WRITTEN INSTRUCTION >>
Continue the text below on the culture of dogfighting, picking up after its final sentence.

DOCUMENT TEXT >>
The Culture of Dogfighting

The culture of dogfighting is as diverse as America itself. Dogfighters come from virtually all walks of life and engage in the blood sport at vastly different levels. Some fighters operate on a national or even international level within highly clandestine networks. These fighters are professionals that breed generations of skilled “game dogs," take a great deal of pride in the lineage of their dogs and charge tremendous stud fees to breed their champions. They publish trade journals for distribution to dogfighting enthusiasts around the world. The journals, with names like Your Friend and Mine, Game Dog Times, The American Warrior, and The Pit Bull Chronicle, include information on recent fights including the winners and losers, and advertisements for training equipment and puppies.  One of the largest and most widely recognized, The Sporting Dog Journal, circulates over 10,000 copies worldwide. Because the professional fighters are so geographically dispersed, they also utilize the internet to communicate with one another. The “cyber-dogmen” maintain websites that to the untrained eye appear to be networks of breeders or “game dog” fanciers. They often go so far as to publish legal disclaimers on the websites, maintaining that they do not condone dogfighting and the information should be “viewed as fiction” and utilized “for entertainment purposes only.” The websites typically include specific information on the lineage of the dogs, historic accounts of dog-fighting that glorify anonymous, deceased, or ‘retired’ dog-men, and message boards for enthusiasts to discuss everything from buying and training champion fighting dogs to veterinary tips on treating wounded dogs. Professional fighters are wealthy and experienced, often investing thousands of dollars on buying and training their dogs, and on transport to the fight venues. The fights are extremely well organized and difficult for law enforcement to find. Participants and spectators are often not told where the venues are until moments before the fight.  “Gaining access to these circles is extremely hard,” says Eric Sakach, Director of the West Coast Regional Office of the Humane Society of the United States.

Source data
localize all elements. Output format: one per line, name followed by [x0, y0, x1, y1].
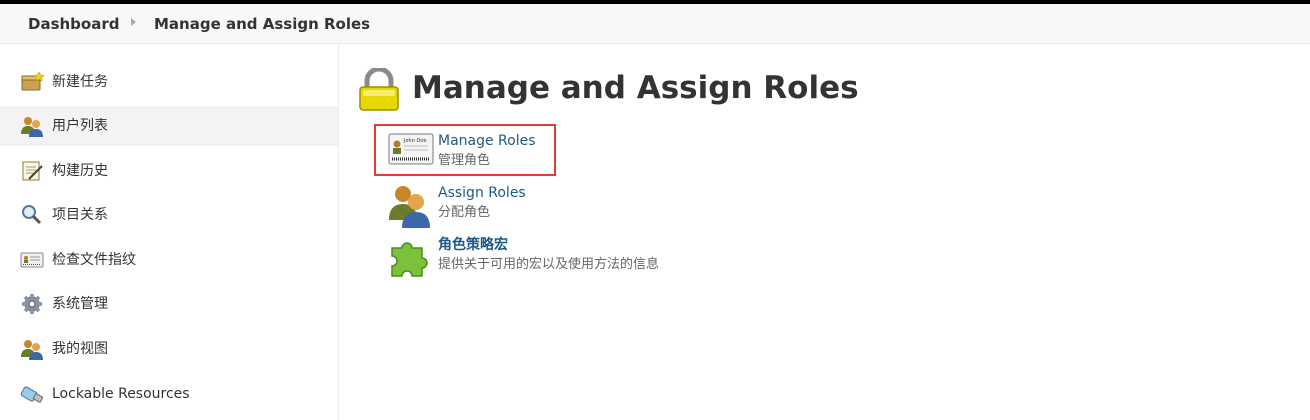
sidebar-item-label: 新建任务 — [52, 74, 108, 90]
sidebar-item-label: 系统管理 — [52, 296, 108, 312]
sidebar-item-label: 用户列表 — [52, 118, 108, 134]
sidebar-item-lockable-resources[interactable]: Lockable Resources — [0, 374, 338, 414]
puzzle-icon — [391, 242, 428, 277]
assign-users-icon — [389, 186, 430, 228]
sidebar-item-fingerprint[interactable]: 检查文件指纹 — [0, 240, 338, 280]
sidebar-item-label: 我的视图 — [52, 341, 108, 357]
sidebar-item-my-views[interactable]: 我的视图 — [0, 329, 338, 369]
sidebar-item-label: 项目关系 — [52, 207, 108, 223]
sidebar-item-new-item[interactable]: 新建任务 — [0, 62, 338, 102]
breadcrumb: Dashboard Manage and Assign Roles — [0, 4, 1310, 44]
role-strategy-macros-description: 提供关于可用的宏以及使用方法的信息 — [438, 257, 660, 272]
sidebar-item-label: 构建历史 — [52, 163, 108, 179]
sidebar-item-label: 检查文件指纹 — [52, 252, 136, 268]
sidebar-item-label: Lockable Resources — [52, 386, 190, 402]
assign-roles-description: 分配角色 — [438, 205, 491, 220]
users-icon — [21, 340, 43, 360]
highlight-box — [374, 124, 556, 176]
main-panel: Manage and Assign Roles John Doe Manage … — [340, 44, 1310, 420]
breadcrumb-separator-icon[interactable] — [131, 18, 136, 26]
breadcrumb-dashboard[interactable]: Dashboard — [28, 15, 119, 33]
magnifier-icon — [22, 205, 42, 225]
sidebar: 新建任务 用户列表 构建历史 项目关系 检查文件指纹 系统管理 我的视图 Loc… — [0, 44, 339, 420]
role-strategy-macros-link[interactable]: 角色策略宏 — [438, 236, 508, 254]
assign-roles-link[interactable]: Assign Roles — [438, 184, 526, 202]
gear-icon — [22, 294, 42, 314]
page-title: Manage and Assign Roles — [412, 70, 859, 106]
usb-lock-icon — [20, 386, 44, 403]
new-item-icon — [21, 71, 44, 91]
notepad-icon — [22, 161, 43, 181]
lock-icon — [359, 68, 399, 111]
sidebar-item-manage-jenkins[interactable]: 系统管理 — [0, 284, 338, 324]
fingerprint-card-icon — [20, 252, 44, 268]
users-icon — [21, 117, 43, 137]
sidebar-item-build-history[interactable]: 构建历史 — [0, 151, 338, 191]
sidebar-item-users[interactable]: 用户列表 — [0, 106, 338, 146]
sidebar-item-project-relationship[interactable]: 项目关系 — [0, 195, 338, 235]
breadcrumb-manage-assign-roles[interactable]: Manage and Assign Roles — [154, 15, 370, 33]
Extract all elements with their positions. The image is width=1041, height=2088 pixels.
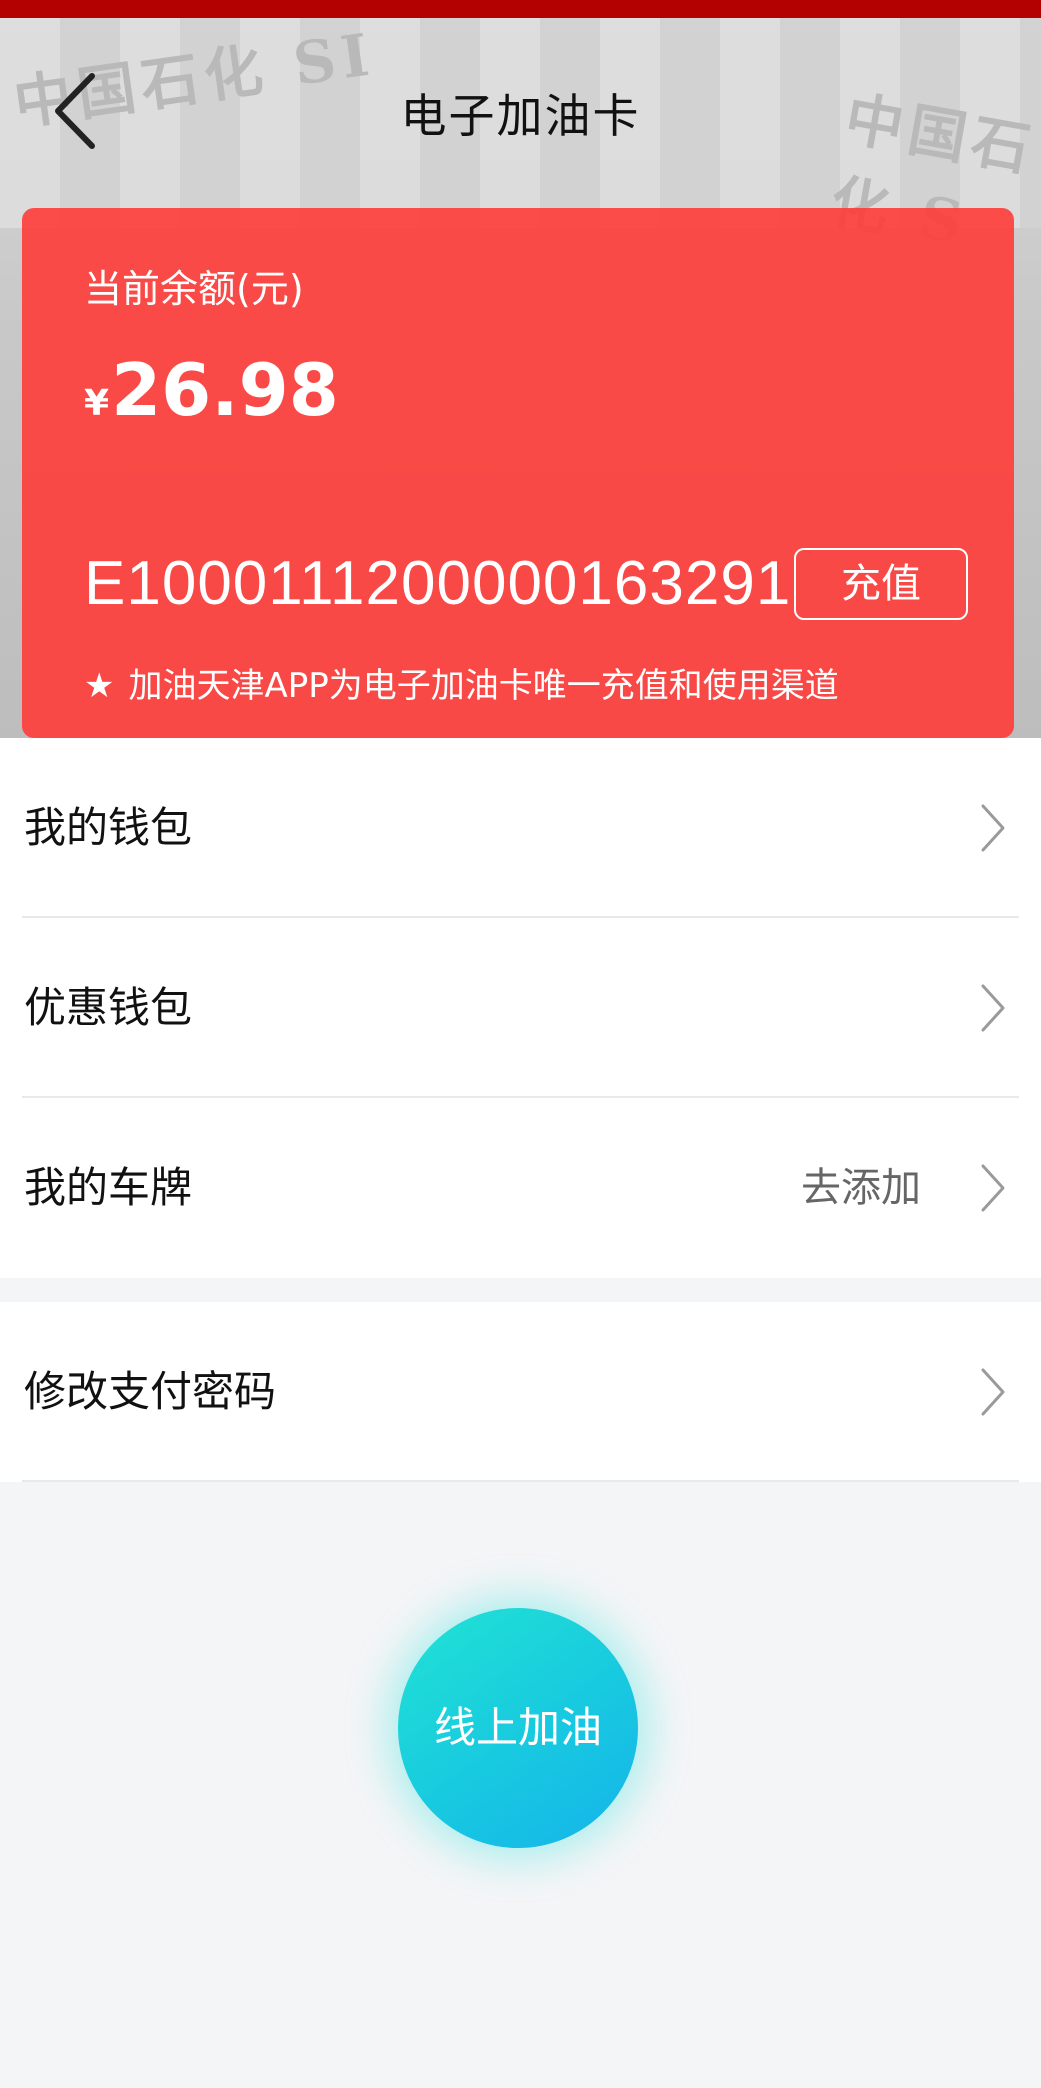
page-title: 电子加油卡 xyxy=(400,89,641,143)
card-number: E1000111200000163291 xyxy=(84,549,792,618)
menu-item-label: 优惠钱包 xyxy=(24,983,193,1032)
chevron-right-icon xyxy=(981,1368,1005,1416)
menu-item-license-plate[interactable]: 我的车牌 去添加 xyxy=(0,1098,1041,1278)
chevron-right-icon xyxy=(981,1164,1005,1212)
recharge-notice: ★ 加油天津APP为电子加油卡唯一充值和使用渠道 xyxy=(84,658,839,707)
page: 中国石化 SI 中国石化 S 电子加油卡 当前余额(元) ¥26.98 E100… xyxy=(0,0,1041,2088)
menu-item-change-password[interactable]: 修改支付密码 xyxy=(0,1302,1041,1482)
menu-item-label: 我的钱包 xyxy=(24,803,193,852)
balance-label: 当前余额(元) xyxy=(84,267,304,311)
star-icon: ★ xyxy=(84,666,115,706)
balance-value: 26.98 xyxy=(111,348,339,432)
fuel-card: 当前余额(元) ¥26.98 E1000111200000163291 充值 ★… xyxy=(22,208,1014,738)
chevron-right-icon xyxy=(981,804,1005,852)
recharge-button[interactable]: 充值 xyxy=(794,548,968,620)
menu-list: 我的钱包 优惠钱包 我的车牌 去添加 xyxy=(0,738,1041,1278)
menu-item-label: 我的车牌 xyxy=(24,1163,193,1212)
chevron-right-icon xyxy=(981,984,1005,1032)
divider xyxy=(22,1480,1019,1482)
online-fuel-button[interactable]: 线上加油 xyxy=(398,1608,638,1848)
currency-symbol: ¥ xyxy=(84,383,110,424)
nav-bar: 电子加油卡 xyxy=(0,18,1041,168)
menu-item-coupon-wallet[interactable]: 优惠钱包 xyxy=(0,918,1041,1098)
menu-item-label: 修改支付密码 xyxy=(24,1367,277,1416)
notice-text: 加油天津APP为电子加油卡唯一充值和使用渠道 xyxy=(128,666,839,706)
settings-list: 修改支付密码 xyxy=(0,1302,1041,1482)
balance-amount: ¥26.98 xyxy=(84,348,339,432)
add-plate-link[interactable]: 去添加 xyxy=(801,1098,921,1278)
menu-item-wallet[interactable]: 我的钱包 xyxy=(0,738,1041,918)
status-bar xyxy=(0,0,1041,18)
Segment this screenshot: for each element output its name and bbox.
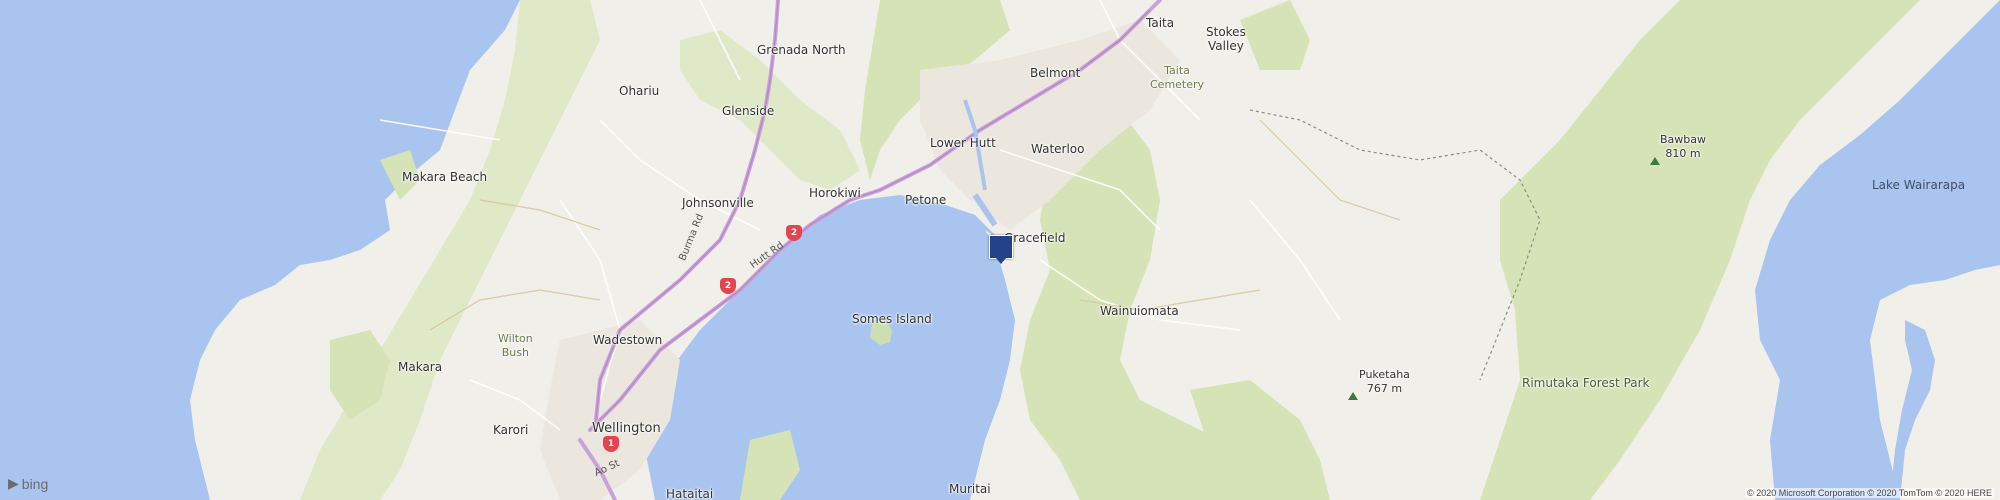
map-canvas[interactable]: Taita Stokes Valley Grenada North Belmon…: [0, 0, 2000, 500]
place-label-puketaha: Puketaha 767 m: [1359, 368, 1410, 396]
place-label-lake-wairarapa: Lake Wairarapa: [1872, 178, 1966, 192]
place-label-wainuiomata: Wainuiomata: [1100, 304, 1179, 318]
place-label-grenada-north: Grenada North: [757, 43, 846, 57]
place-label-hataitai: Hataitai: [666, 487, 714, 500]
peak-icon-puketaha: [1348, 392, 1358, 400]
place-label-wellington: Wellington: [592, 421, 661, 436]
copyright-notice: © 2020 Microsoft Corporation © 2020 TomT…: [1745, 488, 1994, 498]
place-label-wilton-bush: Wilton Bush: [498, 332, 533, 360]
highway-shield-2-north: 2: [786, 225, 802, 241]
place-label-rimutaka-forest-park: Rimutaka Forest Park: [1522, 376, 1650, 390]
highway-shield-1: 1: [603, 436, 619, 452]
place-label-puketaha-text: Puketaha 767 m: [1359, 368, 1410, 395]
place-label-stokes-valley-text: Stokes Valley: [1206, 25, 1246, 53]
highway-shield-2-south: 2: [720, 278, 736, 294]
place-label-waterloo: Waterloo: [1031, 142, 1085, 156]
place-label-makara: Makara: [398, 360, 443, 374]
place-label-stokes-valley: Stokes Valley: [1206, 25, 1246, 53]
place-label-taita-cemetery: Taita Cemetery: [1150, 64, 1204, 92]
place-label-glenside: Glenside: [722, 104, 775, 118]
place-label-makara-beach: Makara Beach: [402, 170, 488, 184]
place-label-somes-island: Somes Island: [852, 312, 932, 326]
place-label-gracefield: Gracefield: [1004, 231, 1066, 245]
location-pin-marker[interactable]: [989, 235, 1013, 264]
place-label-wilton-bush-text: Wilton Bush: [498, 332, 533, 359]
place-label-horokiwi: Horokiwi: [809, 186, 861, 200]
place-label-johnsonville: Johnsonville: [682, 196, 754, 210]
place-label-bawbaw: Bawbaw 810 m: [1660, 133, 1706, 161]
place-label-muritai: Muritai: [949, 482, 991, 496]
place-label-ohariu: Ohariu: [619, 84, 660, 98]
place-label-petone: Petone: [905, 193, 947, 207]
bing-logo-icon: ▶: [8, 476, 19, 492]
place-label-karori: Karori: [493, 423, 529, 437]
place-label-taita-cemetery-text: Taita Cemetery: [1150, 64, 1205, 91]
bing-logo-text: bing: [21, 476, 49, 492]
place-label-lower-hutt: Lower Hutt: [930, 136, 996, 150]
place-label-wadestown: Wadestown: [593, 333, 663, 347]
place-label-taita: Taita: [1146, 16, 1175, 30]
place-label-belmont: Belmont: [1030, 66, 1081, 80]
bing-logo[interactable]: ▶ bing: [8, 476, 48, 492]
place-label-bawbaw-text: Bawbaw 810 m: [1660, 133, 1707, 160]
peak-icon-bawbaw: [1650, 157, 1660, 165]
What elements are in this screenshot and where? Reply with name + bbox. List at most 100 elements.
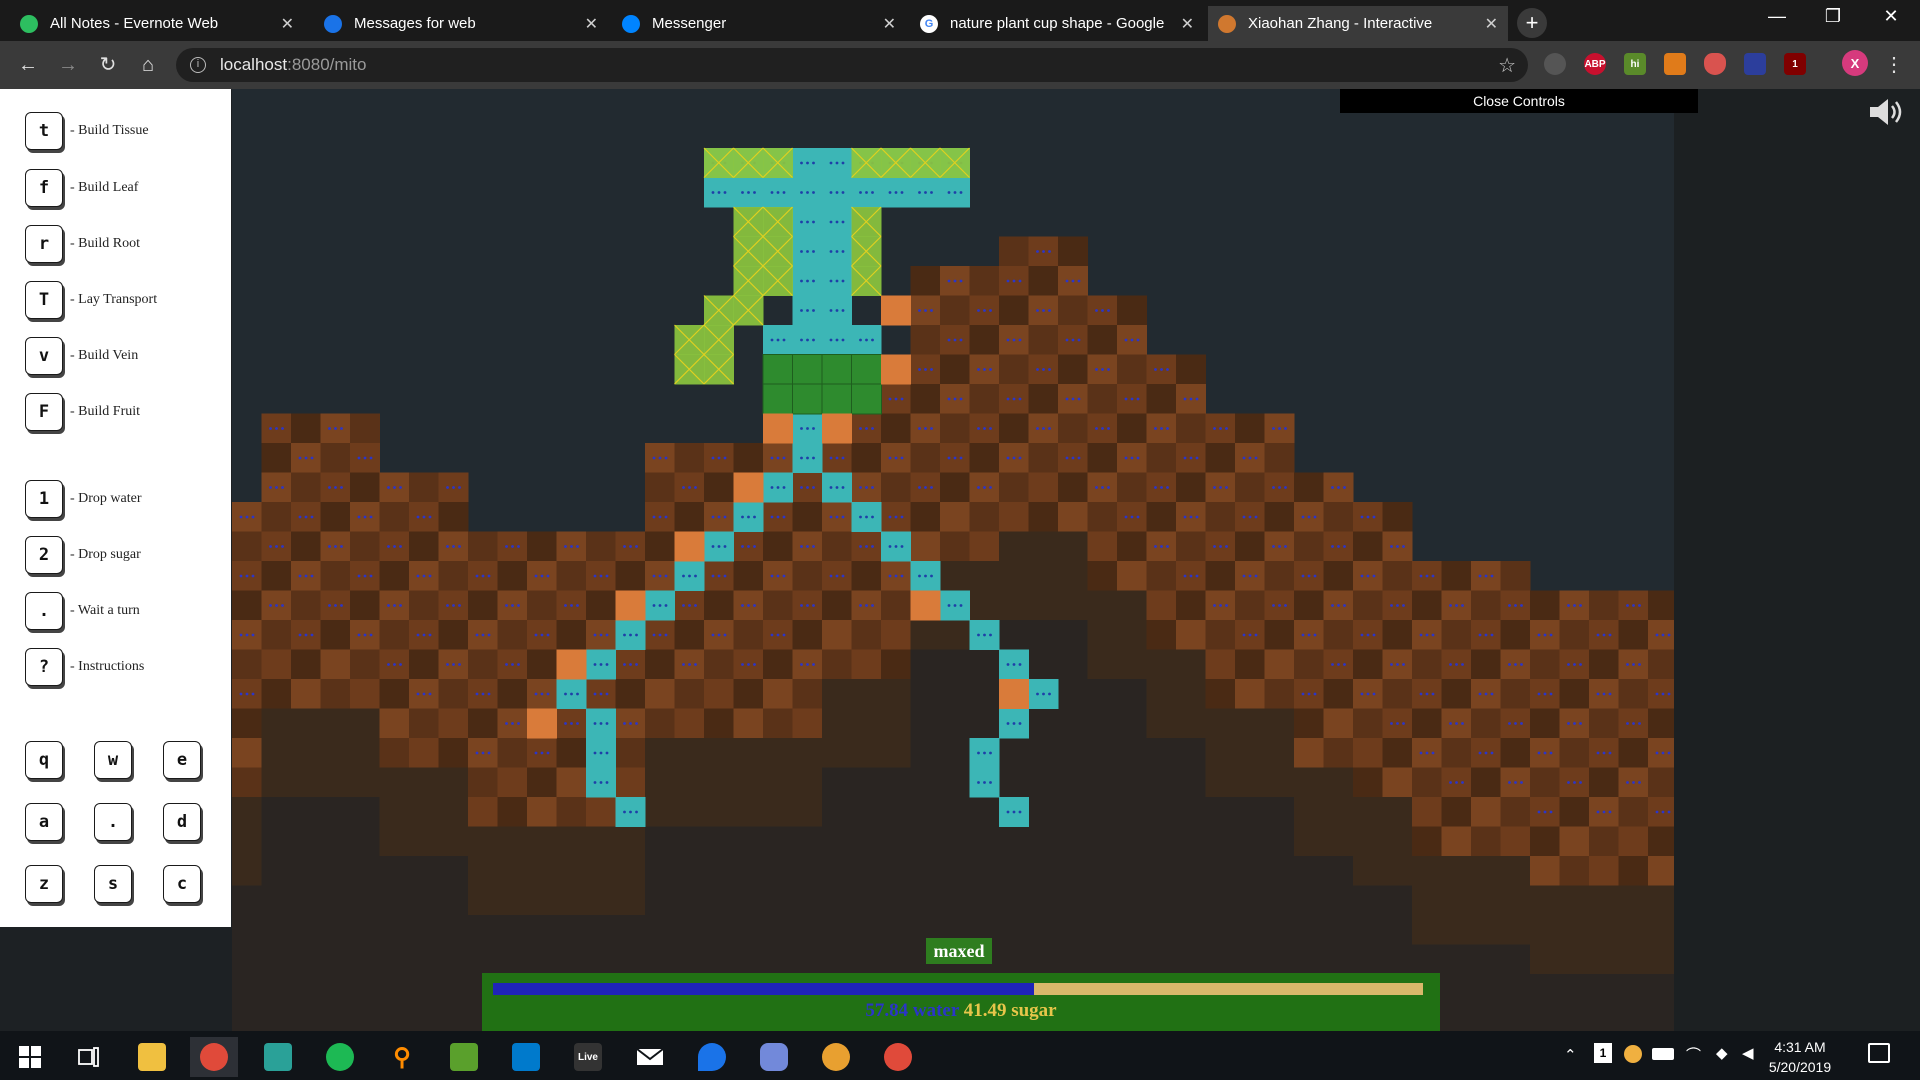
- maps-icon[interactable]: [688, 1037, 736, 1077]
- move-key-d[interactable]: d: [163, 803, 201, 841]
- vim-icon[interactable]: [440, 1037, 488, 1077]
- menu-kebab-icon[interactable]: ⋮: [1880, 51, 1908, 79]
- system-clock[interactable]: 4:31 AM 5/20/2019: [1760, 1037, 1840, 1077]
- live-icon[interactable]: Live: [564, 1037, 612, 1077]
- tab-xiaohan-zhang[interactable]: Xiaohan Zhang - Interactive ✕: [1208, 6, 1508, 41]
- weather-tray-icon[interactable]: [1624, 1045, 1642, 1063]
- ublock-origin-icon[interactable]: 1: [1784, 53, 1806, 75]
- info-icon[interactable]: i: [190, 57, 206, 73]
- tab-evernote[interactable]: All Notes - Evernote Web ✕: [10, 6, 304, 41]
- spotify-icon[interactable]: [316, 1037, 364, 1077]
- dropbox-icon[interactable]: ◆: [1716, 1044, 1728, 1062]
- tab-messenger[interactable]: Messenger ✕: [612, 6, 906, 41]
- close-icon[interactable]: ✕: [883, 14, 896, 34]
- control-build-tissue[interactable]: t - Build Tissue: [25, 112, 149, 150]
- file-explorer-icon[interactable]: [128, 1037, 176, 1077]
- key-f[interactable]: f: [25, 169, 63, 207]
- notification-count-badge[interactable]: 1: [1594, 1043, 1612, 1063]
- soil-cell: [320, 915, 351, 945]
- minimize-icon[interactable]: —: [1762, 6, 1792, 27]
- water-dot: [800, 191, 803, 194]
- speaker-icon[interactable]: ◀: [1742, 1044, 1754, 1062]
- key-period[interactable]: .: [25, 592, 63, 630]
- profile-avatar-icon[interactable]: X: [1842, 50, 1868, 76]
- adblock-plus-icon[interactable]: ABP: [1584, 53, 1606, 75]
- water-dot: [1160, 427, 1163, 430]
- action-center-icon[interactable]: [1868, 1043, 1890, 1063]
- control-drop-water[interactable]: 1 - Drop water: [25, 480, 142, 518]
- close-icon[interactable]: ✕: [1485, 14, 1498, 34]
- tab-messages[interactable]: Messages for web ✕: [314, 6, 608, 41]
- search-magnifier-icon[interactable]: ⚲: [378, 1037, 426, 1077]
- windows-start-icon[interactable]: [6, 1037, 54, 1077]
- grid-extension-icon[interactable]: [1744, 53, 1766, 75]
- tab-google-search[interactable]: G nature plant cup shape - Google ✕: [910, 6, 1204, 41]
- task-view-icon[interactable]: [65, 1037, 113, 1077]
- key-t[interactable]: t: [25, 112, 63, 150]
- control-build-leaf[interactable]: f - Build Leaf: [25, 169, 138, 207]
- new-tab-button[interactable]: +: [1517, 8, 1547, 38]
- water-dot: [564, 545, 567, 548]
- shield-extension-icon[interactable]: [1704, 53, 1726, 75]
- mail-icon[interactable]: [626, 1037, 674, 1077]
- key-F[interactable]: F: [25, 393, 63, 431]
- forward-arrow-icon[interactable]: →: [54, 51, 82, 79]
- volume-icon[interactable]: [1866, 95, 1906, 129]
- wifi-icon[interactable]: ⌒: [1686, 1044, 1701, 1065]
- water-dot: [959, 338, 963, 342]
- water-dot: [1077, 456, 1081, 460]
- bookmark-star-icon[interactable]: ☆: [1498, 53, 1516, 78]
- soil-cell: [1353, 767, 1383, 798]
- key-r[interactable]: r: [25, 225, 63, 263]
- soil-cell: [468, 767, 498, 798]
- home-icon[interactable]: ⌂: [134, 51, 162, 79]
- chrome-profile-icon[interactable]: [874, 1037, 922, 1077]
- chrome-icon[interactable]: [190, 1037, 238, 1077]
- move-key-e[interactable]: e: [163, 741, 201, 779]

RESULT BELOW >>
The professional fighters are demographically diverse and geographically diffuse, unlike the mid-level dog-fighters who operate primarily within specific regions. The mid-level fighters are considered hobbyists, enthusiasts, or fanciers. They typically remain within a specific geographic network, are acquainted with one another, and tend to return to predetermined fight venues repeatedly. There are both urban and rural networks of dogfighting enthusiasts and the fighting subcultures largely depend on the culture of the larger regional community. The enthusiasts, like the professional dogfighters, typically have extensive criminal backgrounds, but they may appear to be highly respected community figures. Spectators at the fights range from hard core criminals to high profile public figures and from law enforcement agents to families with children. The fights themselves are generally of the depraved carnival variety, set in remote barns or warehouses. Refreshments, entertainment, and gambling provide a backdrop for the bloody main event. Drug dealers distribute their illicit merchandise, wagers are made, weapons are concealed, and the dogs mutilate each other in a bloody frenzy as crowds cheer on. The gambling that is inherent at dog fights amplifies the already violent atmosphere. Violence often erupts among the usually armed gamblers, as debts must be collected and paid.

No type of dog fighters are more violent however than the third group, the street fighters. Dog fighting is an extremely common blood sport in all urban areas. Dog fighters are violent criminals, often gang members, who conduct and attend organized fights as a forum for gambling and drug trafficking. “Drugs, gangs, dope, dogs…they all go together.” Within the gang community, fighting dogs compete with firearms as the weapon of choice; indeed, their versatile utility arguably surpasses that of a loaded firearm in the criminal underground.  To the gang members, the dogs are an extension of each member’s status; the fights are championship matches that aggrandize the gang leader’s supremacy and intimidate younger members. It is extremely easy for urban criminals to acquire fighting dogs. They buy fighting dogs for a few hundred dollars or more commonly, they breed their own or steal them.

Dogfighting is an insidious underground organized crime and all dog fighters, regardless of their level, embrace many peripheral crimes and gang activities including drug dealing and consumption, gambling, theft, and violence against humans. Dogfighting is an incredible source of income for gangs and drug traffickers. In fact, the average dog fight could easily net more money than an armed robbery, or a series of isolated drug transactions. Organized dog fights are staged by leaders of the drug trade as forums to distribute narcotics. Many recent dog fighting raids, include those in Flint, MI, 2003, Buffalo, NY, 2004,  Port St. Lucie, Florida, 2004, Jones County, Georgia, 2004, and Oklahoma City, Oklahoma 2004, have resulted in the infiltration of major drug distribution networks, and the arrest of the drug kingpins who regularly organized and attended the dog fights.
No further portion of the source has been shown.